Give the listing again character for character, but drop the images.
◇ ◇ ◇ ◇ ◇
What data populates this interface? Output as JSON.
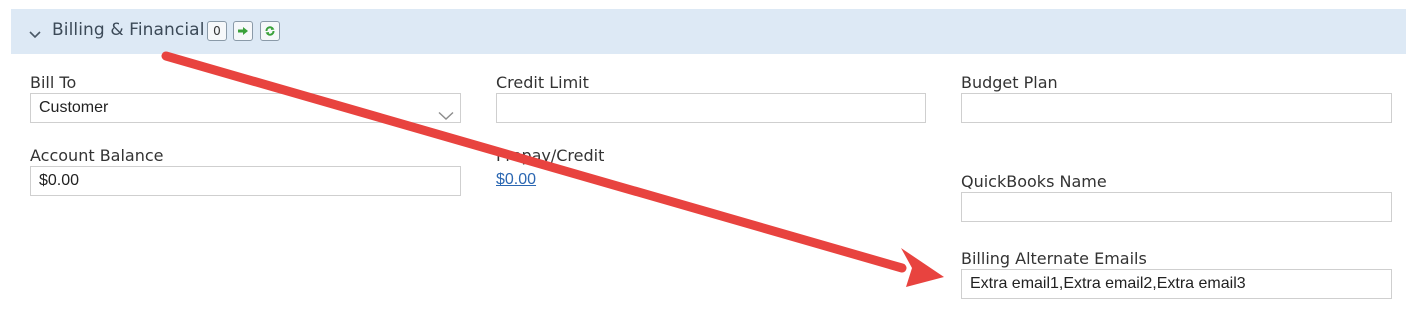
{
  "section": {
    "title": "Billing & Financial",
    "count": "0",
    "icons": [
      "chevron-down-icon",
      "forward-arrow-icon",
      "refresh-icon"
    ]
  },
  "fields": {
    "bill_to": {
      "label": "Bill To",
      "value": "Customer"
    },
    "credit_limit": {
      "label": "Credit Limit",
      "value": ""
    },
    "budget_plan": {
      "label": "Budget Plan",
      "value": ""
    },
    "account_balance": {
      "label": "Account Balance",
      "value": "$0.00"
    },
    "prepay_credit": {
      "label": "Prepay/Credit",
      "value": "$0.00"
    },
    "quickbooks_name": {
      "label": "QuickBooks Name",
      "value": ""
    },
    "billing_alt_emails": {
      "label": "Billing Alternate Emails",
      "value": "Extra email1,Extra email2,Extra email3"
    }
  },
  "colors": {
    "header_bg": "#dde9f5",
    "annotation_arrow": "#e8433f",
    "link": "#2b67b2"
  }
}
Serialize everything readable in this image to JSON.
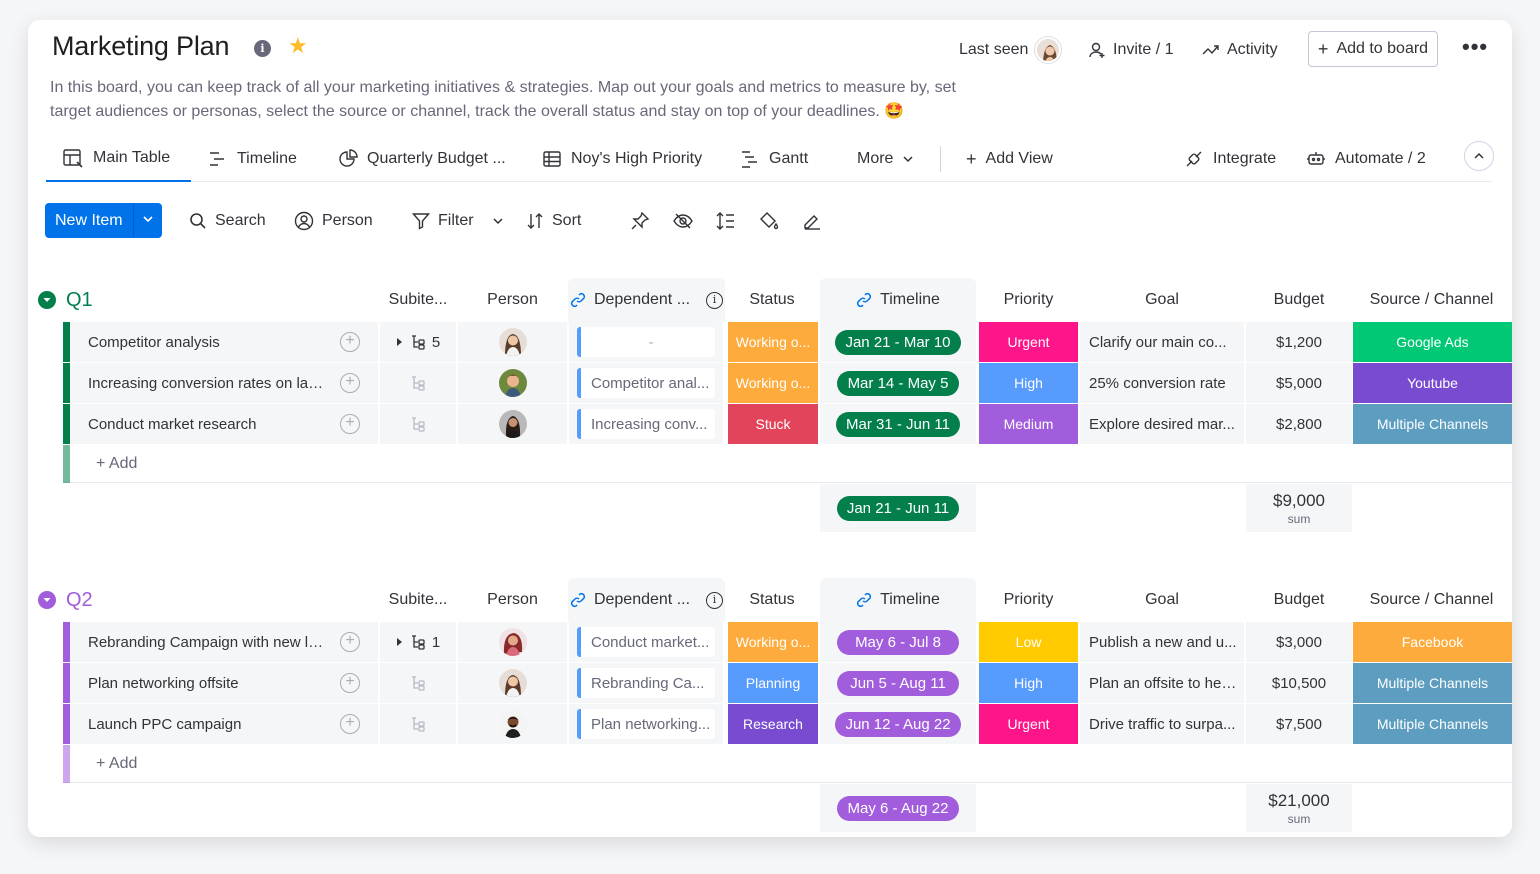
{
  "header": {
    "title": "Marketing Plan",
    "last_seen": "Last seen",
    "invite": "Invite / 1",
    "activity": "Activity",
    "add_to_board": "Add to board",
    "description": "In this board, you can keep track of all your marketing initiatives & strategies. Map out your goals and metrics to measure by, set target audiences or personas, select the source or channel, track the overall status and stay on top of your deadlines. 🤩"
  },
  "tabs": {
    "main_table": "Main Table",
    "timeline": "Timeline",
    "quarterly_budget": "Quarterly Budget ...",
    "high_priority": "Noy's High Priority",
    "gantt": "Gantt",
    "more": "More",
    "add_view": "Add View",
    "integrate": "Integrate",
    "automate": "Automate / 2"
  },
  "toolbar": {
    "new_item": "New Item",
    "search": "Search",
    "person": "Person",
    "filter": "Filter",
    "sort": "Sort"
  },
  "columns": {
    "subitems": "Subite...",
    "person": "Person",
    "dependent": "Dependent ...",
    "status": "Status",
    "timeline": "Timeline",
    "priority": "Priority",
    "goal": "Goal",
    "budget": "Budget",
    "source": "Source / Channel"
  },
  "colors": {
    "q1": "#037f4c",
    "q2": "#a25ddc",
    "working": "#fdab3d",
    "stuck": "#e2445c",
    "planning": "#579bfc",
    "research": "#784bd1",
    "urgent": "#ff158a",
    "high": "#579bfc",
    "medium": "#a25ddc",
    "low": "#ffcb00",
    "google_ads": "#00c875",
    "youtube": "#784bd1",
    "multiple": "#5c9dc0",
    "facebook": "#fdab3d"
  },
  "groups": [
    {
      "name": "Q1",
      "add_label": "+ Add",
      "timeline_total": "Jan 21 - Jun 11",
      "budget_sum": "$9,000",
      "sum_label": "sum",
      "rows": [
        {
          "name": "Competitor analysis",
          "subitems": "5",
          "dependent": "-",
          "status": "Working o...",
          "timeline": "Jan 21 - Mar 10",
          "priority": "Urgent",
          "goal": "Clarify our main co...",
          "budget": "$1,200",
          "source": "Google Ads"
        },
        {
          "name": "Increasing conversion rates on lan...",
          "subitems": "",
          "dependent": "Competitor anal...",
          "status": "Working o...",
          "timeline": "Mar 14 - May 5",
          "priority": "High",
          "goal": "25% conversion rate",
          "budget": "$5,000",
          "source": "Youtube"
        },
        {
          "name": "Conduct market research",
          "subitems": "",
          "dependent": "Increasing conv...",
          "status": "Stuck",
          "timeline": "Mar 31 - Jun 11",
          "priority": "Medium",
          "goal": "Explore desired mar...",
          "budget": "$2,800",
          "source": "Multiple Channels"
        }
      ]
    },
    {
      "name": "Q2",
      "add_label": "+ Add",
      "timeline_total": "May 6 - Aug 22",
      "budget_sum": "$21,000",
      "sum_label": "sum",
      "rows": [
        {
          "name": "Rebranding Campaign with new lo...",
          "subitems": "1",
          "dependent": "Conduct market...",
          "status": "Working o...",
          "timeline": "May 6 - Jul 8",
          "priority": "Low",
          "goal": "Publish a new and u...",
          "budget": "$3,000",
          "source": "Facebook"
        },
        {
          "name": "Plan networking offsite",
          "subitems": "",
          "dependent": "Rebranding Ca...",
          "status": "Planning",
          "timeline": "Jun 5 - Aug 11",
          "priority": "High",
          "goal": "Plan an offsite to hel...",
          "budget": "$10,500",
          "source": "Multiple Channels"
        },
        {
          "name": "Launch PPC campaign",
          "subitems": "",
          "dependent": "Plan networking...",
          "status": "Research",
          "timeline": "Jun 12 - Aug 22",
          "priority": "Urgent",
          "goal": "Drive traffic to surpa...",
          "budget": "$7,500",
          "source": "Multiple Channels"
        }
      ]
    }
  ]
}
◇ ◇ ◇ ◇ ◇
Exercise result ->
What data populates this interface? Output as JSON.
{
  "section": {
    "title": "Billing & Financial",
    "count": "0",
    "icons": [
      "chevron-down-icon",
      "forward-arrow-icon",
      "refresh-icon"
    ]
  },
  "fields": {
    "bill_to": {
      "label": "Bill To",
      "value": "Customer"
    },
    "credit_limit": {
      "label": "Credit Limit",
      "value": ""
    },
    "budget_plan": {
      "label": "Budget Plan",
      "value": ""
    },
    "account_balance": {
      "label": "Account Balance",
      "value": "$0.00"
    },
    "prepay_credit": {
      "label": "Prepay/Credit",
      "value": "$0.00"
    },
    "quickbooks_name": {
      "label": "QuickBooks Name",
      "value": ""
    },
    "billing_alt_emails": {
      "label": "Billing Alternate Emails",
      "value": "Extra email1,Extra email2,Extra email3"
    }
  },
  "colors": {
    "header_bg": "#dde9f5",
    "annotation_arrow": "#e8433f",
    "link": "#2b67b2"
  }
}
Serialize everything readable in this image to JSON.
{
  "header": {
    "title": "Marketing Plan",
    "last_seen": "Last seen",
    "invite": "Invite / 1",
    "activity": "Activity",
    "add_to_board": "Add to board",
    "description": "In this board, you can keep track of all your marketing initiatives & strategies. Map out your goals and metrics to measure by, set target audiences or personas, select the source or channel, track the overall status and stay on top of your deadlines. 🤩"
  },
  "tabs": {
    "main_table": "Main Table",
    "timeline": "Timeline",
    "quarterly_budget": "Quarterly Budget ...",
    "high_priority": "Noy's High Priority",
    "gantt": "Gantt",
    "more": "More",
    "add_view": "Add View",
    "integrate": "Integrate",
    "automate": "Automate / 2"
  },
  "toolbar": {
    "new_item": "New Item",
    "search": "Search",
    "person": "Person",
    "filter": "Filter",
    "sort": "Sort"
  },
  "columns": {
    "subitems": "Subite...",
    "person": "Person",
    "dependent": "Dependent ...",
    "status": "Status",
    "timeline": "Timeline",
    "priority": "Priority",
    "goal": "Goal",
    "budget": "Budget",
    "source": "Source / Channel"
  },
  "colors": {
    "q1": "#037f4c",
    "q2": "#a25ddc",
    "working": "#fdab3d",
    "stuck": "#e2445c",
    "planning": "#579bfc",
    "research": "#784bd1",
    "urgent": "#ff158a",
    "high": "#579bfc",
    "medium": "#a25ddc",
    "low": "#ffcb00",
    "google_ads": "#00c875",
    "youtube": "#784bd1",
    "multiple": "#5c9dc0",
    "facebook": "#fdab3d"
  },
  "groups": [
    {
      "name": "Q1",
      "add_label": "+ Add",
      "timeline_total": "Jan 21 - Jun 11",
      "budget_sum": "$9,000",
      "sum_label": "sum",
      "rows": [
        {
          "name": "Competitor analysis",
          "subitems": "5",
          "dependent": "-",
          "status": "Working o...",
          "timeline": "Jan 21 - Mar 10",
          "priority": "Urgent",
          "goal": "Clarify our main co...",
          "budget": "$1,200",
          "source": "Google Ads"
        },
        {
          "name": "Increasing conversion rates on lan...",
          "subitems": "",
          "dependent": "Competitor anal...",
          "status": "Working o...",
          "timeline": "Mar 14 - May 5",
          "priority": "High",
          "goal": "25% conversion rate",
          "budget": "$5,000",
          "source": "Youtube"
        },
        {
          "name": "Conduct market research",
          "subitems": "",
          "dependent": "Increasing conv...",
          "status": "Stuck",
          "timeline": "Mar 31 - Jun 11",
          "priority": "Medium",
          "goal": "Explore desired mar...",
          "budget": "$2,800",
          "source": "Multiple Channels"
        }
      ]
    },
    {
      "name": "Q2",
      "add_label": "+ Add",
      "timeline_total": "May 6 - Aug 22",
      "budget_sum": "$21,000",
      "sum_label": "sum",
      "rows": [
        {
          "name": "Rebranding Campaign with new lo...",
          "subitems": "1",
          "dependent": "Conduct market...",
          "status": "Working o...",
          "timeline": "May 6 - Jul 8",
          "priority": "Low",
          "goal": "Publish a new and u...",
          "budget": "$3,000",
          "source": "Facebook"
        },
        {
          "name": "Plan networking offsite",
          "subitems": "",
          "dependent": "Rebranding Ca...",
          "status": "Planning",
          "timeline": "Jun 5 - Aug 11",
          "priority": "High",
          "goal": "Plan an offsite to hel...",
          "budget": "$10,500",
          "source": "Multiple Channels"
        },
        {
          "name": "Launch PPC campaign",
          "subitems": "",
          "dependent": "Plan networking...",
          "status": "Research",
          "timeline": "Jun 12 - Aug 22",
          "priority": "Urgent",
          "goal": "Drive traffic to surpa...",
          "budget": "$7,500",
          "source": "Multiple Channels"
        }
      ]
    }
  ]
}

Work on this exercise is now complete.